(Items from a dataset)

_ _ _ _ _ _ _

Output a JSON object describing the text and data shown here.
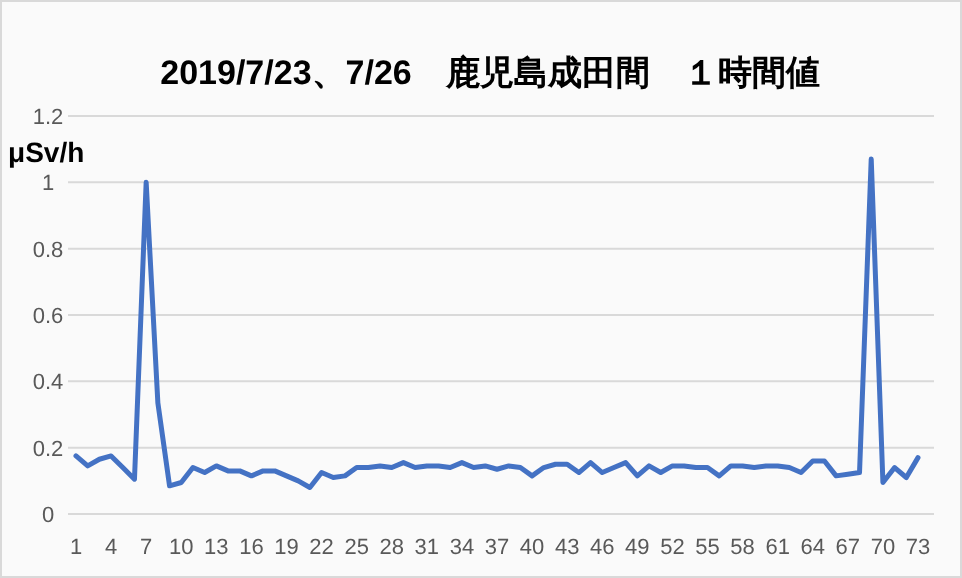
{
  "chart_data": {
    "type": "line",
    "title": "2019/7/23、7/26　鹿児島成田間　１時間値",
    "ylabel": "μSv/h",
    "categories": [
      "1",
      null,
      null,
      "4",
      null,
      null,
      "7",
      null,
      null,
      "10",
      null,
      null,
      "13",
      null,
      null,
      "16",
      null,
      null,
      "19",
      null,
      null,
      "22",
      null,
      null,
      "25",
      null,
      null,
      "28",
      null,
      null,
      "31",
      null,
      null,
      "34",
      null,
      null,
      "37",
      null,
      null,
      "40",
      null,
      null,
      "43",
      null,
      null,
      "46",
      null,
      null,
      "49",
      null,
      null,
      "52",
      null,
      null,
      "55",
      null,
      null,
      "58",
      null,
      null,
      "61",
      null,
      null,
      "64",
      null,
      null,
      "67",
      null,
      null,
      "70",
      null,
      null,
      "73"
    ],
    "series": [
      {
        "color": "#4472c4",
        "values": [
          0.175,
          0.145,
          0.165,
          0.175,
          0.14,
          0.105,
          1.0,
          0.335,
          0.085,
          0.095,
          0.14,
          0.125,
          0.145,
          0.13,
          0.13,
          0.115,
          0.13,
          0.13,
          0.115,
          0.1,
          0.08,
          0.125,
          0.11,
          0.115,
          0.14,
          0.14,
          0.145,
          0.14,
          0.155,
          0.14,
          0.145,
          0.145,
          0.14,
          0.155,
          0.14,
          0.145,
          0.135,
          0.145,
          0.14,
          0.115,
          0.14,
          0.15,
          0.15,
          0.125,
          0.155,
          0.125,
          0.14,
          0.155,
          0.115,
          0.145,
          0.125,
          0.145,
          0.145,
          0.14,
          0.14,
          0.115,
          0.145,
          0.145,
          0.14,
          0.145,
          0.145,
          0.14,
          0.125,
          0.16,
          0.16,
          0.115,
          0.12,
          0.125,
          1.07,
          0.095,
          0.14,
          0.11,
          0.17
        ]
      }
    ],
    "ylim": [
      0,
      1.2
    ],
    "yticks": [
      0,
      0.2,
      0.4,
      0.6,
      0.8,
      1,
      1.2
    ],
    "grid": "y",
    "line_style": "solid",
    "marker": "none"
  }
}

_ _ _ _ _ _ _

◆ Exercise requirements:
Pictures are excluded; output everything else in the data verbatim.

◆ Written answer:
Output a JSON object describing the text and data shown here.
{
  "chart_data": {
    "type": "line",
    "title": "2019/7/23、7/26　鹿児島成田間　１時間値",
    "ylabel": "μSv/h",
    "categories": [
      "1",
      null,
      null,
      "4",
      null,
      null,
      "7",
      null,
      null,
      "10",
      null,
      null,
      "13",
      null,
      null,
      "16",
      null,
      null,
      "19",
      null,
      null,
      "22",
      null,
      null,
      "25",
      null,
      null,
      "28",
      null,
      null,
      "31",
      null,
      null,
      "34",
      null,
      null,
      "37",
      null,
      null,
      "40",
      null,
      null,
      "43",
      null,
      null,
      "46",
      null,
      null,
      "49",
      null,
      null,
      "52",
      null,
      null,
      "55",
      null,
      null,
      "58",
      null,
      null,
      "61",
      null,
      null,
      "64",
      null,
      null,
      "67",
      null,
      null,
      "70",
      null,
      null,
      "73"
    ],
    "series": [
      {
        "color": "#4472c4",
        "values": [
          0.175,
          0.145,
          0.165,
          0.175,
          0.14,
          0.105,
          1.0,
          0.335,
          0.085,
          0.095,
          0.14,
          0.125,
          0.145,
          0.13,
          0.13,
          0.115,
          0.13,
          0.13,
          0.115,
          0.1,
          0.08,
          0.125,
          0.11,
          0.115,
          0.14,
          0.14,
          0.145,
          0.14,
          0.155,
          0.14,
          0.145,
          0.145,
          0.14,
          0.155,
          0.14,
          0.145,
          0.135,
          0.145,
          0.14,
          0.115,
          0.14,
          0.15,
          0.15,
          0.125,
          0.155,
          0.125,
          0.14,
          0.155,
          0.115,
          0.145,
          0.125,
          0.145,
          0.145,
          0.14,
          0.14,
          0.115,
          0.145,
          0.145,
          0.14,
          0.145,
          0.145,
          0.14,
          0.125,
          0.16,
          0.16,
          0.115,
          0.12,
          0.125,
          1.07,
          0.095,
          0.14,
          0.11,
          0.17
        ]
      }
    ],
    "ylim": [
      0,
      1.2
    ],
    "yticks": [
      0,
      0.2,
      0.4,
      0.6,
      0.8,
      1,
      1.2
    ],
    "grid": "y",
    "line_style": "solid",
    "marker": "none"
  }
}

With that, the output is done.